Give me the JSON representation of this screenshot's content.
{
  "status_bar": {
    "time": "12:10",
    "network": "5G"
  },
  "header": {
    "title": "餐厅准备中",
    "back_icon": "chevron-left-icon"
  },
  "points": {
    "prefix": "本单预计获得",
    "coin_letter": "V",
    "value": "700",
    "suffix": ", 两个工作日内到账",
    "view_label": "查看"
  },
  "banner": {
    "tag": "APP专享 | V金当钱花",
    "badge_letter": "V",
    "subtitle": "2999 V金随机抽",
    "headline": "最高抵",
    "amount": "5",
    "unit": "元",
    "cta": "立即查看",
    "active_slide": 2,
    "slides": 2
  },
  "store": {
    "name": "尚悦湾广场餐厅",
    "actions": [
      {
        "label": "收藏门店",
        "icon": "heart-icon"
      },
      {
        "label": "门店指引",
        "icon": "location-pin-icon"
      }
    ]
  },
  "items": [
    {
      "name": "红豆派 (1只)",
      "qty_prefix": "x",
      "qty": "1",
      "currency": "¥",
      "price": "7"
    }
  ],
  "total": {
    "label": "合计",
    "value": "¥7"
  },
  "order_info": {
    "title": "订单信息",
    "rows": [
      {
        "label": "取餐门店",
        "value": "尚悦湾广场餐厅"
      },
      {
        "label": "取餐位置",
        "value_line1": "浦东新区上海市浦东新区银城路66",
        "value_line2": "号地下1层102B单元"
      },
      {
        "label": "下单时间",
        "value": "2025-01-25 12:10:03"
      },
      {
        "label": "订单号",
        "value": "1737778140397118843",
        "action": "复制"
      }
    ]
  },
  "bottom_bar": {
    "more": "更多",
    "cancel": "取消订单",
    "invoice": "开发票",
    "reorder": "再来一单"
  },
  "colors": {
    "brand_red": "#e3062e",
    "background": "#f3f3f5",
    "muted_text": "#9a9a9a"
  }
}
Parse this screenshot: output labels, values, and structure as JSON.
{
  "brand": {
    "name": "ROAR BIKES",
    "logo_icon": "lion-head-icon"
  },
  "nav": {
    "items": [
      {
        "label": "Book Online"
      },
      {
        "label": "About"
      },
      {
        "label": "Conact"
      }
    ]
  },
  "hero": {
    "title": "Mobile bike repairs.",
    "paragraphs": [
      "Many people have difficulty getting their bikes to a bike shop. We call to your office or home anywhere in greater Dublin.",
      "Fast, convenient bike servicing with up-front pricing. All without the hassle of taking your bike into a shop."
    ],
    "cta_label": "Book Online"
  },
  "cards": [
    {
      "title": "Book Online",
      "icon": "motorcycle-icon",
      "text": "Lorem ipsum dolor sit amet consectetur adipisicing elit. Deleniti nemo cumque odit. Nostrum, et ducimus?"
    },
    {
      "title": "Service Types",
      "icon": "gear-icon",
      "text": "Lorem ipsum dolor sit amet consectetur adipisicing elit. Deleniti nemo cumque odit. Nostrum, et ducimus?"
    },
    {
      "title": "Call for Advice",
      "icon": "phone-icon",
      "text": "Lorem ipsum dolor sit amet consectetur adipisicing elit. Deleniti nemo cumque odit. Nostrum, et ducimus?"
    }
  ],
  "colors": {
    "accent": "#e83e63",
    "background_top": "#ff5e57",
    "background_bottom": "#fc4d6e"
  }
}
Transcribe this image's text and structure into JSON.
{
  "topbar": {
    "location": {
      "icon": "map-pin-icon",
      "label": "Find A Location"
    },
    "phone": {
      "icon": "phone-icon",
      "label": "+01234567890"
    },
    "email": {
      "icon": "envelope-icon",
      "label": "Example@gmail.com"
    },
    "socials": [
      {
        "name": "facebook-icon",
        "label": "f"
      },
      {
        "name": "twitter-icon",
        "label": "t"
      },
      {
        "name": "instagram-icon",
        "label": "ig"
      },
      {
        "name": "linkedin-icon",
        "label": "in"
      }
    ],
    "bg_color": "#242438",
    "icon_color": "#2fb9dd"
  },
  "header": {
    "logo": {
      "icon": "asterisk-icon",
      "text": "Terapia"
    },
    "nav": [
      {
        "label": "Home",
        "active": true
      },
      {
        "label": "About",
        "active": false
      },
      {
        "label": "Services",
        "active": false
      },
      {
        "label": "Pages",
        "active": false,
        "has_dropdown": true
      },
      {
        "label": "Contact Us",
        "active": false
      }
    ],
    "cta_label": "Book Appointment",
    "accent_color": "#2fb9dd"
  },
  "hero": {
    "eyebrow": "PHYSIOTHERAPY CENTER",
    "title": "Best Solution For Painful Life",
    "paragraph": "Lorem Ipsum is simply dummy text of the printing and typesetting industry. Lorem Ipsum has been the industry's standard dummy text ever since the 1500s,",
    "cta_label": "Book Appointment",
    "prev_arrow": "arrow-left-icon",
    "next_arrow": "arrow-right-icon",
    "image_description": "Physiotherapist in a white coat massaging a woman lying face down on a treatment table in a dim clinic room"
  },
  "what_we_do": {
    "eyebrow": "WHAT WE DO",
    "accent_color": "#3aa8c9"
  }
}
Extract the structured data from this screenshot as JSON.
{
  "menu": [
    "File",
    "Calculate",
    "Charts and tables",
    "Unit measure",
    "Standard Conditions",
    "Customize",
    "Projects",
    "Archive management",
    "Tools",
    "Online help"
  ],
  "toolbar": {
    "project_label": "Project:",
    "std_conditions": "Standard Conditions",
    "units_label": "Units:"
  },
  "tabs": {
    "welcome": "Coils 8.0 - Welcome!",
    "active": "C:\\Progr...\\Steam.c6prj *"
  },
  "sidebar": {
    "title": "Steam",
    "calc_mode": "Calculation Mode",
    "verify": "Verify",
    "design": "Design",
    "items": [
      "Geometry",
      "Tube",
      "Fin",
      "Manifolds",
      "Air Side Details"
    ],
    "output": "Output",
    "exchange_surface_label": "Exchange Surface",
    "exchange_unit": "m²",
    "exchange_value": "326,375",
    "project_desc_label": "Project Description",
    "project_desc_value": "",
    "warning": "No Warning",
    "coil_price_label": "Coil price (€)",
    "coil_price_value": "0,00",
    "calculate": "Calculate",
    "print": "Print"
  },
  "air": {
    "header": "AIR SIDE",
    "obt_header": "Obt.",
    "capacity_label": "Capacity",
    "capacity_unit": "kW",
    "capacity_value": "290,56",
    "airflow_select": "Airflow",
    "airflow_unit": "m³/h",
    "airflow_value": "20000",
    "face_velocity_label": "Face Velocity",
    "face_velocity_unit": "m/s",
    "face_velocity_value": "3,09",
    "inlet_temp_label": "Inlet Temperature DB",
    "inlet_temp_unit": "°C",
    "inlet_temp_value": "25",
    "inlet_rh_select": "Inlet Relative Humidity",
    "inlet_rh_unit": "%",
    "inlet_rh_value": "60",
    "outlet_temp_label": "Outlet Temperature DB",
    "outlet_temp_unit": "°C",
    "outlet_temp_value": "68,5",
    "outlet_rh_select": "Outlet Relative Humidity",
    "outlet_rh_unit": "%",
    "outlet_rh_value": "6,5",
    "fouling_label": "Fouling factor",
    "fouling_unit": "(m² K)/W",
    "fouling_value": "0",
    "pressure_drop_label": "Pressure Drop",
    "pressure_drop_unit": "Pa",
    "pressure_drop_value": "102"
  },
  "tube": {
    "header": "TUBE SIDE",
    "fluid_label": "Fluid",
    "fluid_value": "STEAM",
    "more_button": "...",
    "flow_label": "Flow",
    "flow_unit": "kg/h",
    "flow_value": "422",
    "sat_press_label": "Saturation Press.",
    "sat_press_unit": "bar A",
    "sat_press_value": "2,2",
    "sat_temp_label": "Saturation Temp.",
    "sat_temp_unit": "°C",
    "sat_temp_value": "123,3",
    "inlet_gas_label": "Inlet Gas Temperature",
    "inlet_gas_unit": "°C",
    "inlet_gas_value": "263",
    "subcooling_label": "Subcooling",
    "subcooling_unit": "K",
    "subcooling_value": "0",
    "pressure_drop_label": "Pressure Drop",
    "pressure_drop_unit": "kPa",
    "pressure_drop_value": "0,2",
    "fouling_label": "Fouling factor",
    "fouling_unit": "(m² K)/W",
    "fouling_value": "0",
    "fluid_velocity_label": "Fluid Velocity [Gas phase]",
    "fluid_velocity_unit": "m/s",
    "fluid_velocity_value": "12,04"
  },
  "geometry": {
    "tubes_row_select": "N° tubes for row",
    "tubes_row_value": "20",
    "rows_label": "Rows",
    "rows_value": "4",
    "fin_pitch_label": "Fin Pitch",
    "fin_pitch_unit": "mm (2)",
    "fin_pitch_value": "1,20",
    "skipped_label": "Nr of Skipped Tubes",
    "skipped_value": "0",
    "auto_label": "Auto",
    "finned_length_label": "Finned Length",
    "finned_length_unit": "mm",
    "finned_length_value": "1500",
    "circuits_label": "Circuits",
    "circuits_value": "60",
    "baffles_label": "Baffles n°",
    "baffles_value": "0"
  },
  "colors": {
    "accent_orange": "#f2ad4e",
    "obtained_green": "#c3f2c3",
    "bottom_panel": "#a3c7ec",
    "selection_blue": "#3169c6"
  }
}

» TASK: Copy down every line of the entries containing the word "left".

» EXPECTED ANSWER:
    "back_icon": "chevron-left-icon"
    "prev_arrow": "arrow-left-icon",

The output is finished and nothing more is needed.